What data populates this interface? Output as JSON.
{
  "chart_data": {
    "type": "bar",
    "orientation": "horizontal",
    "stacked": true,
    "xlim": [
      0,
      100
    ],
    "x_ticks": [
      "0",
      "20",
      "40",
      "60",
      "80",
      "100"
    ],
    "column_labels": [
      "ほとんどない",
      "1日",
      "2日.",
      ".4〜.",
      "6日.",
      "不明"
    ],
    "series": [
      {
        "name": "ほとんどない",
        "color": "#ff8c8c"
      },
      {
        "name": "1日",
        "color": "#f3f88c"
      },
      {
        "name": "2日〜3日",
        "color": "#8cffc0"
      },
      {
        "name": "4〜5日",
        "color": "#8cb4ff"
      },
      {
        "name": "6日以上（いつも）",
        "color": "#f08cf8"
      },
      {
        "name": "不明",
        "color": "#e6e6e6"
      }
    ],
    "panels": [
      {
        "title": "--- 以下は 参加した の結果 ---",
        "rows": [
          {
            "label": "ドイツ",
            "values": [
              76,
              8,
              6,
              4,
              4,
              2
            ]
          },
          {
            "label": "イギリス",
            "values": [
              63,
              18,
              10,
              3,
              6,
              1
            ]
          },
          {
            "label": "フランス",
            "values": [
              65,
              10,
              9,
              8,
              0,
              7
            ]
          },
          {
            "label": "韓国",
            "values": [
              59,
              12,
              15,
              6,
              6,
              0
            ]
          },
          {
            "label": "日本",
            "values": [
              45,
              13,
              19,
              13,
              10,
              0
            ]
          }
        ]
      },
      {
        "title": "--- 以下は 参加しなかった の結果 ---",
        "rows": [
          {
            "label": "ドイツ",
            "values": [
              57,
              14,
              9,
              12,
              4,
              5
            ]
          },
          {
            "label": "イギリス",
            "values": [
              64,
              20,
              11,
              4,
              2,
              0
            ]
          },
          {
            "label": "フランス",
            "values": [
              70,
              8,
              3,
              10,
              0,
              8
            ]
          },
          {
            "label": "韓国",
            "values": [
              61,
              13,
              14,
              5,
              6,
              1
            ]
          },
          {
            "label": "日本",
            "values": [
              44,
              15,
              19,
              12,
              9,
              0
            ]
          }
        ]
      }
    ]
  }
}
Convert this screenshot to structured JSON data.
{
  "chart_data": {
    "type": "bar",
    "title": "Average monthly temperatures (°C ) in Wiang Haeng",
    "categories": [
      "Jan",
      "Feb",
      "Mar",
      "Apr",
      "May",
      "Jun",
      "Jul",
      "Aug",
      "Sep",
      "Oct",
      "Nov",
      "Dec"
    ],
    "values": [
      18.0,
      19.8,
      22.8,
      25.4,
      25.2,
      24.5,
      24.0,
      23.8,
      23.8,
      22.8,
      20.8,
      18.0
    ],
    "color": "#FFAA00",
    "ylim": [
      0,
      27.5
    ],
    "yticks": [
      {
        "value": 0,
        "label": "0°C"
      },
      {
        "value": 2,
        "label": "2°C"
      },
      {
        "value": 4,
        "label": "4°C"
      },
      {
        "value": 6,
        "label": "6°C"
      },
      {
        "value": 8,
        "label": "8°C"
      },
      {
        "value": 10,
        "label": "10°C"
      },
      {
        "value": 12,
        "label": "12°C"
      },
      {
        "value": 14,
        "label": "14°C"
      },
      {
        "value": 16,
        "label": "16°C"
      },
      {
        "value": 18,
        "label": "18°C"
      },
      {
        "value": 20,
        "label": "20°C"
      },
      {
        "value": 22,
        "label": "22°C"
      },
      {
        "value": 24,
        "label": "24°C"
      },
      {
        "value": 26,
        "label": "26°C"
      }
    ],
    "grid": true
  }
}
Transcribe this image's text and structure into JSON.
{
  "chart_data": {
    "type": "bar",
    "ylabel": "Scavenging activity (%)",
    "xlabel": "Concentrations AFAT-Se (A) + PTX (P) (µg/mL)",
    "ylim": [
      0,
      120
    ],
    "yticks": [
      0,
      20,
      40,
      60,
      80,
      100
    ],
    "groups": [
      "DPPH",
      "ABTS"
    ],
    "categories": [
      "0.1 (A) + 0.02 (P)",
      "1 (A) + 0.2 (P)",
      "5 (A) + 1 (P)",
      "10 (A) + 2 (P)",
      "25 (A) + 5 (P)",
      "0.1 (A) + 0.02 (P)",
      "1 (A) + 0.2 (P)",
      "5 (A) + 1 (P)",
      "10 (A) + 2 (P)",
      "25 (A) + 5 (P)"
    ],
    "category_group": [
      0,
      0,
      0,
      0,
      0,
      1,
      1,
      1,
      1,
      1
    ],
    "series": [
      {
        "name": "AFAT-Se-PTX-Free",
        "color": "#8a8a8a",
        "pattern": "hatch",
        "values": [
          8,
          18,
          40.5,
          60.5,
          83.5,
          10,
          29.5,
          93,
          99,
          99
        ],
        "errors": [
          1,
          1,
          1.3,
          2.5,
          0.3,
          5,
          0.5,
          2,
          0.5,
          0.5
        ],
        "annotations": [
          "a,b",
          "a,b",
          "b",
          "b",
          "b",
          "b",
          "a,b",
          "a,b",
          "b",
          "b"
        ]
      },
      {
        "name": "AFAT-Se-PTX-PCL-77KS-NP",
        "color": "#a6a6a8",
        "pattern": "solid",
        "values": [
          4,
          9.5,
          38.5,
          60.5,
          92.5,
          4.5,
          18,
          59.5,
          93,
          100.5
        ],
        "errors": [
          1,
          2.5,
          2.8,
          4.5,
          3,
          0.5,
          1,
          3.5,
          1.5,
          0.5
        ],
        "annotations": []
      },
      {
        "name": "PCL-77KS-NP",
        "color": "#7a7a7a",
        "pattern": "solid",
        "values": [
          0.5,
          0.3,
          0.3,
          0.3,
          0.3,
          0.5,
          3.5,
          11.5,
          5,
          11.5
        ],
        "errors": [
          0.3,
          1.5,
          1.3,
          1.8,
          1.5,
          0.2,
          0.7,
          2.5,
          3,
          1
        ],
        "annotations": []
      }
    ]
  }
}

**What is being asked**
Write out the whole listing again. Match it word for word.

**Written reply**
What data populates this interface? Output as JSON.
{
  "chart_data": {
    "type": "bar",
    "orientation": "horizontal",
    "stacked": true,
    "xlim": [
      0,
      100
    ],
    "x_ticks": [
      "0",
      "20",
      "40",
      "60",
      "80",
      "100"
    ],
    "column_labels": [
      "ほとんどない",
      "1日",
      "2日.",
      ".4〜.",
      "6日.",
      "不明"
    ],
    "series": [
      {
        "name": "ほとんどない",
        "color": "#ff8c8c"
      },
      {
        "name": "1日",
        "color": "#f3f88c"
      },
      {
        "name": "2日〜3日",
        "color": "#8cffc0"
      },
      {
        "name": "4〜5日",
        "color": "#8cb4ff"
      },
      {
        "name": "6日以上（いつも）",
        "color": "#f08cf8"
      },
      {
        "name": "不明",
        "color": "#e6e6e6"
      }
    ],
    "panels": [
      {
        "title": "--- 以下は 参加した の結果 ---",
        "rows": [
          {
            "label": "ドイツ",
            "values": [
              76,
              8,
              6,
              4,
              4,
              2
            ]
          },
          {
            "label": "イギリス",
            "values": [
              63,
              18,
              10,
              3,
              6,
              1
            ]
          },
          {
            "label": "フランス",
            "values": [
              65,
              10,
              9,
              8,
              0,
              7
            ]
          },
          {
            "label": "韓国",
            "values": [
              59,
              12,
              15,
              6,
              6,
              0
            ]
          },
          {
            "label": "日本",
            "values": [
              45,
              13,
              19,
              13,
              10,
              0
            ]
          }
        ]
      },
      {
        "title": "--- 以下は 参加しなかった の結果 ---",
        "rows": [
          {
            "label": "ドイツ",
            "values": [
              57,
              14,
              9,
              12,
              4,
              5
            ]
          },
          {
            "label": "イギリス",
            "values": [
              64,
              20,
              11,
              4,
              2,
              0
            ]
          },
          {
            "label": "フランス",
            "values": [
              70,
              8,
              3,
              10,
              0,
              8
            ]
          },
          {
            "label": "韓国",
            "values": [
              61,
              13,
              14,
              5,
              6,
              1
            ]
          },
          {
            "label": "日本",
            "values": [
              44,
              15,
              19,
              12,
              9,
              0
            ]
          }
        ]
      }
    ]
  }
}
Convert this screenshot to structured JSON data.
{
  "chart_data": {
    "type": "bar",
    "title": "Average monthly temperatures (°C ) in Wiang Haeng",
    "categories": [
      "Jan",
      "Feb",
      "Mar",
      "Apr",
      "May",
      "Jun",
      "Jul",
      "Aug",
      "Sep",
      "Oct",
      "Nov",
      "Dec"
    ],
    "values": [
      18.0,
      19.8,
      22.8,
      25.4,
      25.2,
      24.5,
      24.0,
      23.8,
      23.8,
      22.8,
      20.8,
      18.0
    ],
    "color": "#FFAA00",
    "ylim": [
      0,
      27.5
    ],
    "yticks": [
      {
        "value": 0,
        "label": "0°C"
      },
      {
        "value": 2,
        "label": "2°C"
      },
      {
        "value": 4,
        "label": "4°C"
      },
      {
        "value": 6,
        "label": "6°C"
      },
      {
        "value": 8,
        "label": "8°C"
      },
      {
        "value": 10,
        "label": "10°C"
      },
      {
        "value": 12,
        "label": "12°C"
      },
      {
        "value": 14,
        "label": "14°C"
      },
      {
        "value": 16,
        "label": "16°C"
      },
      {
        "value": 18,
        "label": "18°C"
      },
      {
        "value": 20,
        "label": "20°C"
      },
      {
        "value": 22,
        "label": "22°C"
      },
      {
        "value": 24,
        "label": "24°C"
      },
      {
        "value": 26,
        "label": "26°C"
      }
    ],
    "grid": true
  }
}
Transcribe this image's text and structure into JSON.
{
  "chart_data": {
    "type": "bar",
    "ylabel": "Scavenging activity (%)",
    "xlabel": "Concentrations AFAT-Se (A) + PTX (P) (µg/mL)",
    "ylim": [
      0,
      120
    ],
    "yticks": [
      0,
      20,
      40,
      60,
      80,
      100
    ],
    "groups": [
      "DPPH",
      "ABTS"
    ],
    "categories": [
      "0.1 (A) + 0.02 (P)",
      "1 (A) + 0.2 (P)",
      "5 (A) + 1 (P)",
      "10 (A) + 2 (P)",
      "25 (A) + 5 (P)",
      "0.1 (A) + 0.02 (P)",
      "1 (A) + 0.2 (P)",
      "5 (A) + 1 (P)",
      "10 (A) + 2 (P)",
      "25 (A) + 5 (P)"
    ],
    "category_group": [
      0,
      0,
      0,
      0,
      0,
      1,
      1,
      1,
      1,
      1
    ],
    "series": [
      {
        "name": "AFAT-Se-PTX-Free",
        "color": "#8a8a8a",
        "pattern": "hatch",
        "values": [
          8,
          18,
          40.5,
          60.5,
          83.5,
          10,
          29.5,
          93,
          99,
          99
        ],
        "errors": [
          1,
          1,
          1.3,
          2.5,
          0.3,
          5,
          0.5,
          2,
          0.5,
          0.5
        ],
        "annotations": [
          "a,b",
          "a,b",
          "b",
          "b",
          "b",
          "b",
          "a,b",
          "a,b",
          "b",
          "b"
        ]
      },
      {
        "name": "AFAT-Se-PTX-PCL-77KS-NP",
        "color": "#a6a6a8",
        "pattern": "solid",
        "values": [
          4,
          9.5,
          38.5,
          60.5,
          92.5,
          4.5,
          18,
          59.5,
          93,
          100.5
        ],
        "errors": [
          1,
          2.5,
          2.8,
          4.5,
          3,
          0.5,
          1,
          3.5,
          1.5,
          0.5
        ],
        "annotations": []
      },
      {
        "name": "PCL-77KS-NP",
        "color": "#7a7a7a",
        "pattern": "solid",
        "values": [
          0.5,
          0.3,
          0.3,
          0.3,
          0.3,
          0.5,
          3.5,
          11.5,
          5,
          11.5
        ],
        "errors": [
          0.3,
          1.5,
          1.3,
          1.8,
          1.5,
          0.2,
          0.7,
          2.5,
          3,
          1
        ],
        "annotations": []
      }
    ]
  }
}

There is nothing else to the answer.